--- Begin ---

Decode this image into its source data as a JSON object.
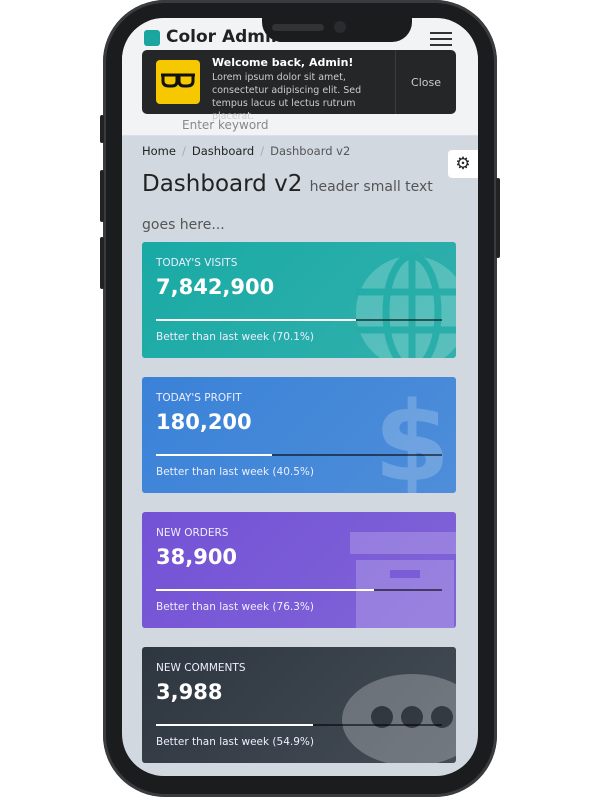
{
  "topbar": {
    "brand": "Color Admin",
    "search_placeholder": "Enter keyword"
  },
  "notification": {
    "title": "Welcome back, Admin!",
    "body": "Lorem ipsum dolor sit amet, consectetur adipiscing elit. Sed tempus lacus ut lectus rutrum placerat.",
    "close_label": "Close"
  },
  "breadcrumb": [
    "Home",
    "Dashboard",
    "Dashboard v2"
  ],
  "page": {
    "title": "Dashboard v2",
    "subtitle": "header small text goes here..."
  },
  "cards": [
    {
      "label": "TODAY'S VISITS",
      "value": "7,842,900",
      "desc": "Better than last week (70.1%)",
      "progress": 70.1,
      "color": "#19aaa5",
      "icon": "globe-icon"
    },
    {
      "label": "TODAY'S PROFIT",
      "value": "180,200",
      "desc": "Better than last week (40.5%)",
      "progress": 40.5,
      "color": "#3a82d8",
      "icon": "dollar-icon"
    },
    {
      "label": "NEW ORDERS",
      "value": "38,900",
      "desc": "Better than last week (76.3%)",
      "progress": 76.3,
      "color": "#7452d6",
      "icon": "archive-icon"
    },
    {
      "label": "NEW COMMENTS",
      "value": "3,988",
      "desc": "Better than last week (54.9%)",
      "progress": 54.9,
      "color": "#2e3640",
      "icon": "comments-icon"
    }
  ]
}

--- End ---

What you have to do: Of the lines above, how many contain the string "week"? Only the number is required.

Output of the exercise: 4